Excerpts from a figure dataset
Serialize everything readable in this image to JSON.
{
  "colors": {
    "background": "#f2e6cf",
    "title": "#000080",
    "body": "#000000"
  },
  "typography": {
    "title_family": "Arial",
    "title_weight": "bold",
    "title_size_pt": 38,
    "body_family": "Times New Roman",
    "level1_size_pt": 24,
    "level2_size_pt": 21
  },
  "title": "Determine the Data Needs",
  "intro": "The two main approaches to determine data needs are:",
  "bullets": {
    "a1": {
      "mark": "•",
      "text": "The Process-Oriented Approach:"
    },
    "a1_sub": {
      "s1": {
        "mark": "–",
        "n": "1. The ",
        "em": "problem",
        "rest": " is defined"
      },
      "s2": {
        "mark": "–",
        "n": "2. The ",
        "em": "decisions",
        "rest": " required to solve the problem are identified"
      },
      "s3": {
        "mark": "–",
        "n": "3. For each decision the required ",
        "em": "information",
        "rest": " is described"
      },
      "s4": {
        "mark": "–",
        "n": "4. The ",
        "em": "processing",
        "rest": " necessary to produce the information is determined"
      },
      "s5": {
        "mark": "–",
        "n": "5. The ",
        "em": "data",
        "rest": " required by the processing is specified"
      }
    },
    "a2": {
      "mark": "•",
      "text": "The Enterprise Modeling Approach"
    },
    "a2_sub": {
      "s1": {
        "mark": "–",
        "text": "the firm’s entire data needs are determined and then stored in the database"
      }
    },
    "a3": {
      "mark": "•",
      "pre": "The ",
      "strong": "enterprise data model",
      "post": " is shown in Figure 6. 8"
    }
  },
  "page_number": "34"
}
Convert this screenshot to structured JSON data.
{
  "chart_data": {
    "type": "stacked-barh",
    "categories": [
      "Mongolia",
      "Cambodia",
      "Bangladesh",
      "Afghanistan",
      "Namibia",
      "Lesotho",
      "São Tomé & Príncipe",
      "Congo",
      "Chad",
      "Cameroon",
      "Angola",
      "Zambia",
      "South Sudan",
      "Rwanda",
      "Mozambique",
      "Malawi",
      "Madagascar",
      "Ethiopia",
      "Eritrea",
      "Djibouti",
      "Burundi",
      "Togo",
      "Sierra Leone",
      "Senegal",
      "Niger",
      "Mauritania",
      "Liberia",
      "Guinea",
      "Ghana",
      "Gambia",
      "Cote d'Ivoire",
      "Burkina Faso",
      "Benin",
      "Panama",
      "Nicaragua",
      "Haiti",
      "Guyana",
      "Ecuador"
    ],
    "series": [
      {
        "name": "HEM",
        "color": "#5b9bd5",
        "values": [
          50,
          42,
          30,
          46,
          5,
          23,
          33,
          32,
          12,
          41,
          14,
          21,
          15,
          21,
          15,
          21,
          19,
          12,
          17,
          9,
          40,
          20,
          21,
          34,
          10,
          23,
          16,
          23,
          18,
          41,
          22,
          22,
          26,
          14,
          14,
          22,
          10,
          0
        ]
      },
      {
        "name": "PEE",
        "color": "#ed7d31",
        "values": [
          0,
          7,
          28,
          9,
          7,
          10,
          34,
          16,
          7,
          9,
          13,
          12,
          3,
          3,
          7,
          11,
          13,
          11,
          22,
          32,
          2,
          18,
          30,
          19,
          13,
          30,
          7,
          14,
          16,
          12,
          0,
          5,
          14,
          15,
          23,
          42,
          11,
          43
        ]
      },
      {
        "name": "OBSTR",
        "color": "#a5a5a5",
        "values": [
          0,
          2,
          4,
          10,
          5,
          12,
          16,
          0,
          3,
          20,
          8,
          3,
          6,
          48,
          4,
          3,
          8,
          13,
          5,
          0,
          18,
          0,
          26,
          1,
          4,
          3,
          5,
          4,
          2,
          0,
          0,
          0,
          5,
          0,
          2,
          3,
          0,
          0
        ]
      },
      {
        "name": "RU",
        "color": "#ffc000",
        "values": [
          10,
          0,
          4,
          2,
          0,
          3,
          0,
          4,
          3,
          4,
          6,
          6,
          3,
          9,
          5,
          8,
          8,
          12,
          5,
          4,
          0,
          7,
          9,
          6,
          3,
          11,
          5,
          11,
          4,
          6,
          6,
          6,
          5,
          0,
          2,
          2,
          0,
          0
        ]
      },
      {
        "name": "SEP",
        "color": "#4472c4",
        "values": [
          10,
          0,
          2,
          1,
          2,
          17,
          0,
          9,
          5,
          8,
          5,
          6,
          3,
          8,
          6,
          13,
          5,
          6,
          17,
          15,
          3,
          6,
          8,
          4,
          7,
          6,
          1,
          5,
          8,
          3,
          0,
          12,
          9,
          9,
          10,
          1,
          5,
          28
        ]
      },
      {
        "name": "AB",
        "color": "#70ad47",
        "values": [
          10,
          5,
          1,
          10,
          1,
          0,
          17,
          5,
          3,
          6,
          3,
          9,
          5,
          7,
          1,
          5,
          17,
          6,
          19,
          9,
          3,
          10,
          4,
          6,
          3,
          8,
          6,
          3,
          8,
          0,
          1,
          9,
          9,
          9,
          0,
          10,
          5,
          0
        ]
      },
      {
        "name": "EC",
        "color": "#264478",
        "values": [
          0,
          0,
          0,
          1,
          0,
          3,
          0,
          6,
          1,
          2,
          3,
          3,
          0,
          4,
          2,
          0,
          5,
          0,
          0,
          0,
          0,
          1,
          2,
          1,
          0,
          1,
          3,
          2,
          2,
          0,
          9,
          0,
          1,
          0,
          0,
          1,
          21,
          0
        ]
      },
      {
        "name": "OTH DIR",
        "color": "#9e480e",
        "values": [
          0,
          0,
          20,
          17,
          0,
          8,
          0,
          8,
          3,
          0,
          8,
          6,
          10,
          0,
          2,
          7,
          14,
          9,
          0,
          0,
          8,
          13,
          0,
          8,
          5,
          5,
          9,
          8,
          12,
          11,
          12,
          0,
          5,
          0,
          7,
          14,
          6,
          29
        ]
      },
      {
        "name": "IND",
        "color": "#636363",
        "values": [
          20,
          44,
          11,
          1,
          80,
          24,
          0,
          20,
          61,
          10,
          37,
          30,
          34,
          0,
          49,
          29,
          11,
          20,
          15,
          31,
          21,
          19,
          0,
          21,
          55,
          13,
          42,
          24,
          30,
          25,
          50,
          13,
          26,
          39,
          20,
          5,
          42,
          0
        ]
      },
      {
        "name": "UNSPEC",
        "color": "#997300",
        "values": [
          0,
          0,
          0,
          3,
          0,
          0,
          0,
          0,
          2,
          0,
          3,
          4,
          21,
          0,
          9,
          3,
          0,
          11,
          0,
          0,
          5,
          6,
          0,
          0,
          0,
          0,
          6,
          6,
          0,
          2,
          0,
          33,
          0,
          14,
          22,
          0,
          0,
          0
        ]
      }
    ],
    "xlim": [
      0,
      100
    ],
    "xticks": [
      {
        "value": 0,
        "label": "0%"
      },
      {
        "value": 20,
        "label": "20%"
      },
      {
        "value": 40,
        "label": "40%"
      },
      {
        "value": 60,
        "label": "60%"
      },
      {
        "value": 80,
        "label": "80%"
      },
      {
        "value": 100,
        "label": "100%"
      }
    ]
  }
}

_Description of the task:_ Extract all the entries word for word.

_The result:_
Serialize everything readable in this image to JSON.
{
  "colors": {
    "background": "#f2e6cf",
    "title": "#000080",
    "body": "#000000"
  },
  "typography": {
    "title_family": "Arial",
    "title_weight": "bold",
    "title_size_pt": 38,
    "body_family": "Times New Roman",
    "level1_size_pt": 24,
    "level2_size_pt": 21
  },
  "title": "Determine the Data Needs",
  "intro": "The two main approaches to determine data needs are:",
  "bullets": {
    "a1": {
      "mark": "•",
      "text": "The Process-Oriented Approach:"
    },
    "a1_sub": {
      "s1": {
        "mark": "–",
        "n": "1. The ",
        "em": "problem",
        "rest": " is defined"
      },
      "s2": {
        "mark": "–",
        "n": "2. The ",
        "em": "decisions",
        "rest": " required to solve the problem are identified"
      },
      "s3": {
        "mark": "–",
        "n": "3. For each decision the required ",
        "em": "information",
        "rest": " is described"
      },
      "s4": {
        "mark": "–",
        "n": "4. The ",
        "em": "processing",
        "rest": " necessary to produce the information is determined"
      },
      "s5": {
        "mark": "–",
        "n": "5. The ",
        "em": "data",
        "rest": " required by the processing is specified"
      }
    },
    "a2": {
      "mark": "•",
      "text": "The Enterprise Modeling Approach"
    },
    "a2_sub": {
      "s1": {
        "mark": "–",
        "text": "the firm’s entire data needs are determined and then stored in the database"
      }
    },
    "a3": {
      "mark": "•",
      "pre": "The ",
      "strong": "enterprise data model",
      "post": " is shown in Figure 6. 8"
    }
  },
  "page_number": "34"
}
Convert this screenshot to structured JSON data.
{
  "chart_data": {
    "type": "stacked-barh",
    "categories": [
      "Mongolia",
      "Cambodia",
      "Bangladesh",
      "Afghanistan",
      "Namibia",
      "Lesotho",
      "São Tomé & Príncipe",
      "Congo",
      "Chad",
      "Cameroon",
      "Angola",
      "Zambia",
      "South Sudan",
      "Rwanda",
      "Mozambique",
      "Malawi",
      "Madagascar",
      "Ethiopia",
      "Eritrea",
      "Djibouti",
      "Burundi",
      "Togo",
      "Sierra Leone",
      "Senegal",
      "Niger",
      "Mauritania",
      "Liberia",
      "Guinea",
      "Ghana",
      "Gambia",
      "Cote d'Ivoire",
      "Burkina Faso",
      "Benin",
      "Panama",
      "Nicaragua",
      "Haiti",
      "Guyana",
      "Ecuador"
    ],
    "series": [
      {
        "name": "HEM",
        "color": "#5b9bd5",
        "values": [
          50,
          42,
          30,
          46,
          5,
          23,
          33,
          32,
          12,
          41,
          14,
          21,
          15,
          21,
          15,
          21,
          19,
          12,
          17,
          9,
          40,
          20,
          21,
          34,
          10,
          23,
          16,
          23,
          18,
          41,
          22,
          22,
          26,
          14,
          14,
          22,
          10,
          0
        ]
      },
      {
        "name": "PEE",
        "color": "#ed7d31",
        "values": [
          0,
          7,
          28,
          9,
          7,
          10,
          34,
          16,
          7,
          9,
          13,
          12,
          3,
          3,
          7,
          11,
          13,
          11,
          22,
          32,
          2,
          18,
          30,
          19,
          13,
          30,
          7,
          14,
          16,
          12,
          0,
          5,
          14,
          15,
          23,
          42,
          11,
          43
        ]
      },
      {
        "name": "OBSTR",
        "color": "#a5a5a5",
        "values": [
          0,
          2,
          4,
          10,
          5,
          12,
          16,
          0,
          3,
          20,
          8,
          3,
          6,
          48,
          4,
          3,
          8,
          13,
          5,
          0,
          18,
          0,
          26,
          1,
          4,
          3,
          5,
          4,
          2,
          0,
          0,
          0,
          5,
          0,
          2,
          3,
          0,
          0
        ]
      },
      {
        "name": "RU",
        "color": "#ffc000",
        "values": [
          10,
          0,
          4,
          2,
          0,
          3,
          0,
          4,
          3,
          4,
          6,
          6,
          3,
          9,
          5,
          8,
          8,
          12,
          5,
          4,
          0,
          7,
          9,
          6,
          3,
          11,
          5,
          11,
          4,
          6,
          6,
          6,
          5,
          0,
          2,
          2,
          0,
          0
        ]
      },
      {
        "name": "SEP",
        "color": "#4472c4",
        "values": [
          10,
          0,
          2,
          1,
          2,
          17,
          0,
          9,
          5,
          8,
          5,
          6,
          3,
          8,
          6,
          13,
          5,
          6,
          17,
          15,
          3,
          6,
          8,
          4,
          7,
          6,
          1,
          5,
          8,
          3,
          0,
          12,
          9,
          9,
          10,
          1,
          5,
          28
        ]
      },
      {
        "name": "AB",
        "color": "#70ad47",
        "values": [
          10,
          5,
          1,
          10,
          1,
          0,
          17,
          5,
          3,
          6,
          3,
          9,
          5,
          7,
          1,
          5,
          17,
          6,
          19,
          9,
          3,
          10,
          4,
          6,
          3,
          8,
          6,
          3,
          8,
          0,
          1,
          9,
          9,
          9,
          0,
          10,
          5,
          0
        ]
      },
      {
        "name": "EC",
        "color": "#264478",
        "values": [
          0,
          0,
          0,
          1,
          0,
          3,
          0,
          6,
          1,
          2,
          3,
          3,
          0,
          4,
          2,
          0,
          5,
          0,
          0,
          0,
          0,
          1,
          2,
          1,
          0,
          1,
          3,
          2,
          2,
          0,
          9,
          0,
          1,
          0,
          0,
          1,
          21,
          0
        ]
      },
      {
        "name": "OTH DIR",
        "color": "#9e480e",
        "values": [
          0,
          0,
          20,
          17,
          0,
          8,
          0,
          8,
          3,
          0,
          8,
          6,
          10,
          0,
          2,
          7,
          14,
          9,
          0,
          0,
          8,
          13,
          0,
          8,
          5,
          5,
          9,
          8,
          12,
          11,
          12,
          0,
          5,
          0,
          7,
          14,
          6,
          29
        ]
      },
      {
        "name": "IND",
        "color": "#636363",
        "values": [
          20,
          44,
          11,
          1,
          80,
          24,
          0,
          20,
          61,
          10,
          37,
          30,
          34,
          0,
          49,
          29,
          11,
          20,
          15,
          31,
          21,
          19,
          0,
          21,
          55,
          13,
          42,
          24,
          30,
          25,
          50,
          13,
          26,
          39,
          20,
          5,
          42,
          0
        ]
      },
      {
        "name": "UNSPEC",
        "color": "#997300",
        "values": [
          0,
          0,
          0,
          3,
          0,
          0,
          0,
          0,
          2,
          0,
          3,
          4,
          21,
          0,
          9,
          3,
          0,
          11,
          0,
          0,
          5,
          6,
          0,
          0,
          0,
          0,
          6,
          6,
          0,
          2,
          0,
          33,
          0,
          14,
          22,
          0,
          0,
          0
        ]
      }
    ],
    "xlim": [
      0,
      100
    ],
    "xticks": [
      {
        "value": 0,
        "label": "0%"
      },
      {
        "value": 20,
        "label": "20%"
      },
      {
        "value": 40,
        "label": "40%"
      },
      {
        "value": 60,
        "label": "60%"
      },
      {
        "value": 80,
        "label": "80%"
      },
      {
        "value": 100,
        "label": "100%"
      }
    ]
  }
}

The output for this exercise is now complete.